__What the task asks__: Reproduce every line of the data below without changing a single character.

__Information provided__:
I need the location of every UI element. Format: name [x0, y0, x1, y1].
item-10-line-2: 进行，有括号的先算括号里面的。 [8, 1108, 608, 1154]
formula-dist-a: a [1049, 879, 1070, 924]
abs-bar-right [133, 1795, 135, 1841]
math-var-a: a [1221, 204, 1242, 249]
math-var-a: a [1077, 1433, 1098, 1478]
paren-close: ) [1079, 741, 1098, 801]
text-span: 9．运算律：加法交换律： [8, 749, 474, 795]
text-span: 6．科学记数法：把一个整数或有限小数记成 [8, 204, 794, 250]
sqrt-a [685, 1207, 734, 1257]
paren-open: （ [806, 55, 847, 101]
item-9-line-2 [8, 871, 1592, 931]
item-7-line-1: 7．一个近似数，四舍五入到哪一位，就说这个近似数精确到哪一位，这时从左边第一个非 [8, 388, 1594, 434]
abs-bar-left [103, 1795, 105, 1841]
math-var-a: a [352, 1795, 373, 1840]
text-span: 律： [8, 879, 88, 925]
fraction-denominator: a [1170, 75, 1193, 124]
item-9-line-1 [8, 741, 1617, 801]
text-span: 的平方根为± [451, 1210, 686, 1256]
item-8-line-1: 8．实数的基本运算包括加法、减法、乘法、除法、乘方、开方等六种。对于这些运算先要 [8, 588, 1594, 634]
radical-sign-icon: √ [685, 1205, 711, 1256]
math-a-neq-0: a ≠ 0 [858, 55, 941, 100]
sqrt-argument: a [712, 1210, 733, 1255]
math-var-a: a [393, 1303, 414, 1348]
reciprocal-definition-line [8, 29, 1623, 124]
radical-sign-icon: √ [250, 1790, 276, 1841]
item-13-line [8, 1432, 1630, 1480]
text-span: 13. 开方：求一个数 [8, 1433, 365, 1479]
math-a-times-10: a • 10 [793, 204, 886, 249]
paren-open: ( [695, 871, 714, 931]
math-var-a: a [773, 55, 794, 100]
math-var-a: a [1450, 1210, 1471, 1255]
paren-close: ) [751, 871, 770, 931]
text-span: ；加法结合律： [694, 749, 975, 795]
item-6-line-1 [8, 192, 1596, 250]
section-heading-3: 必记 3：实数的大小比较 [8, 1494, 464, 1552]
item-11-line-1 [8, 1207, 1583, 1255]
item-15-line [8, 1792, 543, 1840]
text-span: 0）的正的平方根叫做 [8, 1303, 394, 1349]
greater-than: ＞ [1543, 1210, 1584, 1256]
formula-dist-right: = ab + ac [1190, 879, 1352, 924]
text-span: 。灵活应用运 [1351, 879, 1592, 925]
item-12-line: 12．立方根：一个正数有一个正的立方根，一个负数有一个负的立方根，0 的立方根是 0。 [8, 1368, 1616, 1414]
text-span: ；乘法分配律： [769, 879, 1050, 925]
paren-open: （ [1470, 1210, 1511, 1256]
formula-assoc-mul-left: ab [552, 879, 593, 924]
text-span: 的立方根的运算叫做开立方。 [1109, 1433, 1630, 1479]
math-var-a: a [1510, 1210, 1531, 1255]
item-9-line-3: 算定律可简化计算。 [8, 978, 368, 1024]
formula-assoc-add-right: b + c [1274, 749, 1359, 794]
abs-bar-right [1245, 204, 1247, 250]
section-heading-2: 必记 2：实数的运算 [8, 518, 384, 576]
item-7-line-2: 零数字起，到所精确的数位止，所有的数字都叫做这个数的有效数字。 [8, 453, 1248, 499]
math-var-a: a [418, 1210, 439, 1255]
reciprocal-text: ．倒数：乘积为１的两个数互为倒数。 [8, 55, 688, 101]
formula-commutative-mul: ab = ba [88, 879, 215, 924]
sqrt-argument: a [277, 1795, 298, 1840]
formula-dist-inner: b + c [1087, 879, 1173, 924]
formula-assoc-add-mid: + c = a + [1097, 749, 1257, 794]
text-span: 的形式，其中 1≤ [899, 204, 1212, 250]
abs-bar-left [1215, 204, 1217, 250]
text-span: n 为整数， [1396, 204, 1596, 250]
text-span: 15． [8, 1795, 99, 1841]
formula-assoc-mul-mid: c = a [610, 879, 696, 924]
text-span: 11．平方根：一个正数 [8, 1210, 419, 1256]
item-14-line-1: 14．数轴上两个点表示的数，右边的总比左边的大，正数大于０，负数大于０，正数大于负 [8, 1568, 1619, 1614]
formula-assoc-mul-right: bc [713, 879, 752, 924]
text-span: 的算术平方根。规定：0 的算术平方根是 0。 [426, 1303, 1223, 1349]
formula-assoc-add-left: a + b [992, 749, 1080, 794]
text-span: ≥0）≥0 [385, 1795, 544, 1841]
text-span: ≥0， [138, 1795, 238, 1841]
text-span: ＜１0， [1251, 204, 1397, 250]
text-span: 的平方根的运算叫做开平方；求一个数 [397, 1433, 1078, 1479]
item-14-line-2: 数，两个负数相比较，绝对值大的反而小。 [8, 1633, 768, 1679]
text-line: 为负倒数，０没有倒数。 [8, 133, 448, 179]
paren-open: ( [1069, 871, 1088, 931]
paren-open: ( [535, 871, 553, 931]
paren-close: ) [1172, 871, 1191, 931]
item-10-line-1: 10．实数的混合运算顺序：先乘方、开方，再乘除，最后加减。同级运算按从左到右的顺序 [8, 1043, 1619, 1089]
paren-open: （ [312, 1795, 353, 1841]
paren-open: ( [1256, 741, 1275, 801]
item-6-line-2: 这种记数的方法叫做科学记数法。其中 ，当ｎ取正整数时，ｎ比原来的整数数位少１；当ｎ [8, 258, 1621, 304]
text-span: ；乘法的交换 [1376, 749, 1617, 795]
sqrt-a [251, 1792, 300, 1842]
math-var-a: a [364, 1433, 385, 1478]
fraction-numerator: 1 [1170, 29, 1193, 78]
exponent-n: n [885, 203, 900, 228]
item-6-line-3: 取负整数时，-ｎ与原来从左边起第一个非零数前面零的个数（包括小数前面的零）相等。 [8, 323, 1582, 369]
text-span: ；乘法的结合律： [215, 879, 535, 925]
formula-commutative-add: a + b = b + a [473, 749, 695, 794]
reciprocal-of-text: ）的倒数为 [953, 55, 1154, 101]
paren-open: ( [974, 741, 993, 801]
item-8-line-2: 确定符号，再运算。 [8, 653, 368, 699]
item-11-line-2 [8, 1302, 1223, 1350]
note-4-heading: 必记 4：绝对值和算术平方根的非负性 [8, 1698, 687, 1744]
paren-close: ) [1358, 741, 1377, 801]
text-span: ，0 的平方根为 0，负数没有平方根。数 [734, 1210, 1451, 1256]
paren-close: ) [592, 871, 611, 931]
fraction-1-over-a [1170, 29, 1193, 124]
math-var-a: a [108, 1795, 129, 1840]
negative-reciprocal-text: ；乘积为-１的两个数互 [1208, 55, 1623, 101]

__Expected answer__:
I need the location of every UI element. Format: name [x0, y0, x1, y1].
item-10-line-2: 进行，有括号的先算括号里面的。 [8, 1108, 608, 1154]
formula-dist-a: a [1049, 879, 1070, 924]
abs-bar-right [133, 1795, 135, 1841]
math-var-a: a [1221, 204, 1242, 249]
math-var-a: a [1077, 1433, 1098, 1478]
paren-close: ) [1079, 741, 1098, 801]
text-span: 9．运算律：加法交换律： [8, 749, 474, 795]
text-span: 6．科学记数法：把一个整数或有限小数记成 [8, 204, 794, 250]
sqrt-a [685, 1207, 734, 1257]
paren-open: （ [806, 55, 847, 101]
item-9-line-2 [8, 871, 1592, 931]
item-7-line-1: 7．一个近似数，四舍五入到哪一位，就说这个近似数精确到哪一位，这时从左边第一个非 [8, 388, 1594, 434]
abs-bar-left [103, 1795, 105, 1841]
math-var-a: a [352, 1795, 373, 1840]
text-span: 律： [8, 879, 88, 925]
fraction-denominator: a [1170, 75, 1193, 124]
item-9-line-1 [8, 741, 1617, 801]
text-span: 的平方根为± [451, 1210, 686, 1256]
item-8-line-1: 8．实数的基本运算包括加法、减法、乘法、除法、乘方、开方等六种。对于这些运算先要 [8, 588, 1594, 634]
radical-sign-icon: √ [685, 1205, 711, 1256]
math-a-neq-0: a ≠ 0 [858, 55, 941, 100]
sqrt-argument: a [712, 1210, 733, 1255]
math-var-a: a [393, 1303, 414, 1348]
reciprocal-definition-line [8, 29, 1623, 124]
radical-sign-icon: √ [250, 1790, 276, 1841]
item-13-line [8, 1432, 1630, 1480]
text-span: 13. 开方：求一个数 [8, 1433, 365, 1479]
math-a-times-10: a • 10 [793, 204, 886, 249]
paren-open: ( [695, 871, 714, 931]
math-var-a: a [773, 55, 794, 100]
math-var-a: a [1450, 1210, 1471, 1255]
paren-close: ) [751, 871, 770, 931]
text-span: ；加法结合律： [694, 749, 975, 795]
item-6-line-1 [8, 192, 1596, 250]
section-heading-3: 必记 3：实数的大小比较 [8, 1494, 464, 1552]
item-11-line-1 [8, 1207, 1583, 1255]
item-15-line [8, 1792, 543, 1840]
text-span: 0）的正的平方根叫做 [8, 1303, 394, 1349]
greater-than: ＞ [1543, 1210, 1584, 1256]
formula-dist-right: = ab + ac [1190, 879, 1352, 924]
text-span: 。灵活应用运 [1351, 879, 1592, 925]
item-12-line: 12．立方根：一个正数有一个正的立方根，一个负数有一个负的立方根，0 的立方根是 0。 [8, 1368, 1616, 1414]
text-span: ；乘法分配律： [769, 879, 1050, 925]
paren-open: （ [1470, 1210, 1511, 1256]
formula-assoc-mul-left: ab [552, 879, 593, 924]
text-span: 的立方根的运算叫做开立方。 [1109, 1433, 1630, 1479]
math-var-a: a [1510, 1210, 1531, 1255]
item-9-line-3: 算定律可简化计算。 [8, 978, 368, 1024]
formula-assoc-add-right: b + c [1274, 749, 1359, 794]
abs-bar-right [1245, 204, 1247, 250]
section-heading-2: 必记 2：实数的运算 [8, 518, 384, 576]
item-7-line-2: 零数字起，到所精确的数位止，所有的数字都叫做这个数的有效数字。 [8, 453, 1248, 499]
math-var-a: a [418, 1210, 439, 1255]
reciprocal-text: ．倒数：乘积为１的两个数互为倒数。 [8, 55, 688, 101]
formula-commutative-mul: ab = ba [88, 879, 215, 924]
sqrt-argument: a [277, 1795, 298, 1840]
formula-dist-inner: b + c [1087, 879, 1173, 924]
formula-assoc-add-mid: + c = a + [1097, 749, 1257, 794]
text-span: 的形式，其中 1≤ [899, 204, 1212, 250]
abs-bar-left [1215, 204, 1217, 250]
text-span: n 为整数， [1396, 204, 1596, 250]
text-span: 15． [8, 1795, 99, 1841]
formula-assoc-mul-mid: c = a [610, 879, 696, 924]
text-span: 11．平方根：一个正数 [8, 1210, 419, 1256]
item-14-line-1: 14．数轴上两个点表示的数，右边的总比左边的大，正数大于０，负数大于０，正数大于负 [8, 1568, 1619, 1614]
formula-assoc-mul-right: bc [713, 879, 752, 924]
text-span: 的算术平方根。规定：0 的算术平方根是 0。 [426, 1303, 1223, 1349]
formula-assoc-add-left: a + b [992, 749, 1080, 794]
text-span: ≥0）≥0 [385, 1795, 544, 1841]
text-span: ≥0， [138, 1795, 238, 1841]
text-span: ＜１0， [1251, 204, 1397, 250]
text-span: 的平方根的运算叫做开平方；求一个数 [397, 1433, 1078, 1479]
item-14-line-2: 数，两个负数相比较，绝对值大的反而小。 [8, 1633, 768, 1679]
text-line: 为负倒数，０没有倒数。 [8, 133, 448, 179]
paren-open: ( [1069, 871, 1088, 931]
paren-open: ( [535, 871, 553, 931]
paren-close: ) [1172, 871, 1191, 931]
item-10-line-1: 10．实数的混合运算顺序：先乘方、开方，再乘除，最后加减。同级运算按从左到右的顺序 [8, 1043, 1619, 1089]
paren-open: （ [312, 1795, 353, 1841]
paren-open: ( [1256, 741, 1275, 801]
item-6-line-2: 这种记数的方法叫做科学记数法。其中 ，当ｎ取正整数时，ｎ比原来的整数数位少１；当ｎ [8, 258, 1621, 304]
text-span: ；乘法的交换 [1376, 749, 1617, 795]
sqrt-a [251, 1792, 300, 1842]
math-var-a: a [364, 1433, 385, 1478]
fraction-numerator: 1 [1170, 29, 1193, 78]
exponent-n: n [885, 203, 900, 228]
item-6-line-3: 取负整数时，-ｎ与原来从左边起第一个非零数前面零的个数（包括小数前面的零）相等。 [8, 323, 1582, 369]
text-span: ；乘法的结合律： [215, 879, 535, 925]
formula-commutative-add: a + b = b + a [473, 749, 695, 794]
reciprocal-of-text: ）的倒数为 [953, 55, 1154, 101]
paren-open: ( [974, 741, 993, 801]
item-8-line-2: 确定符号，再运算。 [8, 653, 368, 699]
item-11-line-2 [8, 1302, 1223, 1350]
note-4-heading: 必记 4：绝对值和算术平方根的非负性 [8, 1698, 687, 1744]
paren-close: ) [1358, 741, 1377, 801]
text-span: ，0 的平方根为 0，负数没有平方根。数 [734, 1210, 1451, 1256]
paren-close: ) [592, 871, 611, 931]
fraction-1-over-a [1170, 29, 1193, 124]
math-var-a: a [108, 1795, 129, 1840]
negative-reciprocal-text: ；乘积为-１的两个数互 [1208, 55, 1623, 101]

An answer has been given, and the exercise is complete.